--- WRITTEN INSTRUCTION ---
Print each of the entries exactly, leaving nothing out.

--- RECORDS FOR THIS TASK ---
* * * * * * *

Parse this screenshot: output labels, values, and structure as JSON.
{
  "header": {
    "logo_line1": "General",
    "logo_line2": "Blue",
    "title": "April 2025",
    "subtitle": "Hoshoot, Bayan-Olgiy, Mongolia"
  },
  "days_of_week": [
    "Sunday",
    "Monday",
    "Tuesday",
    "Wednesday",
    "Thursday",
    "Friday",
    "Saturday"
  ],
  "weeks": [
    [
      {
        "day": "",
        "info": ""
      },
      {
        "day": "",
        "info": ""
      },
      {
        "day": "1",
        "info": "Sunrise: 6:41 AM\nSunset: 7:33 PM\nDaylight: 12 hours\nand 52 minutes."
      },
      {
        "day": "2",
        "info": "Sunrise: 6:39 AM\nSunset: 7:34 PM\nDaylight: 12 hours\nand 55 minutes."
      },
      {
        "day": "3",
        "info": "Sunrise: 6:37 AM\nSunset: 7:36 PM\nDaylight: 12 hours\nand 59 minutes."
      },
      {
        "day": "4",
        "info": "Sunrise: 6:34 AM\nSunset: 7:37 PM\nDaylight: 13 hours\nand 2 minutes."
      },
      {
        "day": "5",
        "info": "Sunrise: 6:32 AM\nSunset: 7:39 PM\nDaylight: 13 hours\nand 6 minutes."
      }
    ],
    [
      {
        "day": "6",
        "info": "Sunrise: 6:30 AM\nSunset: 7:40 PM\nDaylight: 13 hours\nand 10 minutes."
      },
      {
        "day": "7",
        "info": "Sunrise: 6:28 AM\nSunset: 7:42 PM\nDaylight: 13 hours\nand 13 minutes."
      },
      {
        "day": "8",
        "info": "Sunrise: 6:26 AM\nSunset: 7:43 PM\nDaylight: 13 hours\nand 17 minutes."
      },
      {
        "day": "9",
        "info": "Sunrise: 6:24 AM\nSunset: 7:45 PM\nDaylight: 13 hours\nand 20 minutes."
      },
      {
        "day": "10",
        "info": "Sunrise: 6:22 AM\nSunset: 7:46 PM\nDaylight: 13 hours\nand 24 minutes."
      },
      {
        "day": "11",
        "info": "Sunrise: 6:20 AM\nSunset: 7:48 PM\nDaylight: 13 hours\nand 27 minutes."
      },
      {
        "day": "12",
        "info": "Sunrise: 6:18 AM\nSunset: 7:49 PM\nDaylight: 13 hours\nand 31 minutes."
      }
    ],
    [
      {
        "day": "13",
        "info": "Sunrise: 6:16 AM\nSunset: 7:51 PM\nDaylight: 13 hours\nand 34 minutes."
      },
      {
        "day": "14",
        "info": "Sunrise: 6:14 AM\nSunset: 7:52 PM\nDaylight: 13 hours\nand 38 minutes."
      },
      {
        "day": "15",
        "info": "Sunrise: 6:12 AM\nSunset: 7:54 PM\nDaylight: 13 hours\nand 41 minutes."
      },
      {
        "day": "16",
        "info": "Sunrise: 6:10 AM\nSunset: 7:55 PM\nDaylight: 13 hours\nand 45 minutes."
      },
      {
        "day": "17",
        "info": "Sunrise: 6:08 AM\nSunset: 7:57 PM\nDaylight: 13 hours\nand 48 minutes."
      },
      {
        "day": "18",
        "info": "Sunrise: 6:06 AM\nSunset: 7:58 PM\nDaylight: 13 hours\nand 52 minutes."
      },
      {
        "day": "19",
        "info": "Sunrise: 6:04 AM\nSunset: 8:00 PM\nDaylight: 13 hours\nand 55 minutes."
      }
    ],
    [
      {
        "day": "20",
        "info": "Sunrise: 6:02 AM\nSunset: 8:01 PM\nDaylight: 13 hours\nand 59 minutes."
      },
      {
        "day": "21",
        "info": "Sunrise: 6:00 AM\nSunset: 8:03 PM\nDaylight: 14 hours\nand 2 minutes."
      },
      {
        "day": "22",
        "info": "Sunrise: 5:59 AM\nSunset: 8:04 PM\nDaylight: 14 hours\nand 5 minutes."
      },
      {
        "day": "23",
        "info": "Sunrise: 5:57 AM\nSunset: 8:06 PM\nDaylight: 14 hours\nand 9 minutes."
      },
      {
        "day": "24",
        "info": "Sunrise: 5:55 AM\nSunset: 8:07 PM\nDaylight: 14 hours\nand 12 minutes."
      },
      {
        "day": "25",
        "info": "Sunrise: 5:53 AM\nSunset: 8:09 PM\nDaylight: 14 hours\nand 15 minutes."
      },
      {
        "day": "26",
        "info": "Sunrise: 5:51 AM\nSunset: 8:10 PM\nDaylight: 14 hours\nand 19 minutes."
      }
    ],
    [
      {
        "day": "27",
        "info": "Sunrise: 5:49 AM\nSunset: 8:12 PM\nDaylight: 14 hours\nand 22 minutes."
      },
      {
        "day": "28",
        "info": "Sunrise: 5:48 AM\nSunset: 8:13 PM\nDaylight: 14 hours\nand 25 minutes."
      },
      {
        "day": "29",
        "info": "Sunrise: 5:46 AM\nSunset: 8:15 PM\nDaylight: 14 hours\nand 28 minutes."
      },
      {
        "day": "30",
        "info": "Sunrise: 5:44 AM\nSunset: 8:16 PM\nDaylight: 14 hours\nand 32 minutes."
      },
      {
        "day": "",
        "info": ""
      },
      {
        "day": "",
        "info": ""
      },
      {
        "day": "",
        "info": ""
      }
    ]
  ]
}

* * * * * * *

--- CORRECT OUTPUT ---
Parse this screenshot: output labels, values, and structure as JSON.
{
  "header": {
    "logo_line1": "General",
    "logo_line2": "Blue",
    "title": "April 2025",
    "subtitle": "Hoshoot, Bayan-Olgiy, Mongolia"
  },
  "days_of_week": [
    "Sunday",
    "Monday",
    "Tuesday",
    "Wednesday",
    "Thursday",
    "Friday",
    "Saturday"
  ],
  "weeks": [
    [
      {
        "day": "",
        "info": ""
      },
      {
        "day": "",
        "info": ""
      },
      {
        "day": "1",
        "info": "Sunrise: 6:41 AM\nSunset: 7:33 PM\nDaylight: 12 hours\nand 52 minutes."
      },
      {
        "day": "2",
        "info": "Sunrise: 6:39 AM\nSunset: 7:34 PM\nDaylight: 12 hours\nand 55 minutes."
      },
      {
        "day": "3",
        "info": "Sunrise: 6:37 AM\nSunset: 7:36 PM\nDaylight: 12 hours\nand 59 minutes."
      },
      {
        "day": "4",
        "info": "Sunrise: 6:34 AM\nSunset: 7:37 PM\nDaylight: 13 hours\nand 2 minutes."
      },
      {
        "day": "5",
        "info": "Sunrise: 6:32 AM\nSunset: 7:39 PM\nDaylight: 13 hours\nand 6 minutes."
      }
    ],
    [
      {
        "day": "6",
        "info": "Sunrise: 6:30 AM\nSunset: 7:40 PM\nDaylight: 13 hours\nand 10 minutes."
      },
      {
        "day": "7",
        "info": "Sunrise: 6:28 AM\nSunset: 7:42 PM\nDaylight: 13 hours\nand 13 minutes."
      },
      {
        "day": "8",
        "info": "Sunrise: 6:26 AM\nSunset: 7:43 PM\nDaylight: 13 hours\nand 17 minutes."
      },
      {
        "day": "9",
        "info": "Sunrise: 6:24 AM\nSunset: 7:45 PM\nDaylight: 13 hours\nand 20 minutes."
      },
      {
        "day": "10",
        "info": "Sunrise: 6:22 AM\nSunset: 7:46 PM\nDaylight: 13 hours\nand 24 minutes."
      },
      {
        "day": "11",
        "info": "Sunrise: 6:20 AM\nSunset: 7:48 PM\nDaylight: 13 hours\nand 27 minutes."
      },
      {
        "day": "12",
        "info": "Sunrise: 6:18 AM\nSunset: 7:49 PM\nDaylight: 13 hours\nand 31 minutes."
      }
    ],
    [
      {
        "day": "13",
        "info": "Sunrise: 6:16 AM\nSunset: 7:51 PM\nDaylight: 13 hours\nand 34 minutes."
      },
      {
        "day": "14",
        "info": "Sunrise: 6:14 AM\nSunset: 7:52 PM\nDaylight: 13 hours\nand 38 minutes."
      },
      {
        "day": "15",
        "info": "Sunrise: 6:12 AM\nSunset: 7:54 PM\nDaylight: 13 hours\nand 41 minutes."
      },
      {
        "day": "16",
        "info": "Sunrise: 6:10 AM\nSunset: 7:55 PM\nDaylight: 13 hours\nand 45 minutes."
      },
      {
        "day": "17",
        "info": "Sunrise: 6:08 AM\nSunset: 7:57 PM\nDaylight: 13 hours\nand 48 minutes."
      },
      {
        "day": "18",
        "info": "Sunrise: 6:06 AM\nSunset: 7:58 PM\nDaylight: 13 hours\nand 52 minutes."
      },
      {
        "day": "19",
        "info": "Sunrise: 6:04 AM\nSunset: 8:00 PM\nDaylight: 13 hours\nand 55 minutes."
      }
    ],
    [
      {
        "day": "20",
        "info": "Sunrise: 6:02 AM\nSunset: 8:01 PM\nDaylight: 13 hours\nand 59 minutes."
      },
      {
        "day": "21",
        "info": "Sunrise: 6:00 AM\nSunset: 8:03 PM\nDaylight: 14 hours\nand 2 minutes."
      },
      {
        "day": "22",
        "info": "Sunrise: 5:59 AM\nSunset: 8:04 PM\nDaylight: 14 hours\nand 5 minutes."
      },
      {
        "day": "23",
        "info": "Sunrise: 5:57 AM\nSunset: 8:06 PM\nDaylight: 14 hours\nand 9 minutes."
      },
      {
        "day": "24",
        "info": "Sunrise: 5:55 AM\nSunset: 8:07 PM\nDaylight: 14 hours\nand 12 minutes."
      },
      {
        "day": "25",
        "info": "Sunrise: 5:53 AM\nSunset: 8:09 PM\nDaylight: 14 hours\nand 15 minutes."
      },
      {
        "day": "26",
        "info": "Sunrise: 5:51 AM\nSunset: 8:10 PM\nDaylight: 14 hours\nand 19 minutes."
      }
    ],
    [
      {
        "day": "27",
        "info": "Sunrise: 5:49 AM\nSunset: 8:12 PM\nDaylight: 14 hours\nand 22 minutes."
      },
      {
        "day": "28",
        "info": "Sunrise: 5:48 AM\nSunset: 8:13 PM\nDaylight: 14 hours\nand 25 minutes."
      },
      {
        "day": "29",
        "info": "Sunrise: 5:46 AM\nSunset: 8:15 PM\nDaylight: 14 hours\nand 28 minutes."
      },
      {
        "day": "30",
        "info": "Sunrise: 5:44 AM\nSunset: 8:16 PM\nDaylight: 14 hours\nand 32 minutes."
      },
      {
        "day": "",
        "info": ""
      },
      {
        "day": "",
        "info": ""
      },
      {
        "day": "",
        "info": ""
      }
    ]
  ]
}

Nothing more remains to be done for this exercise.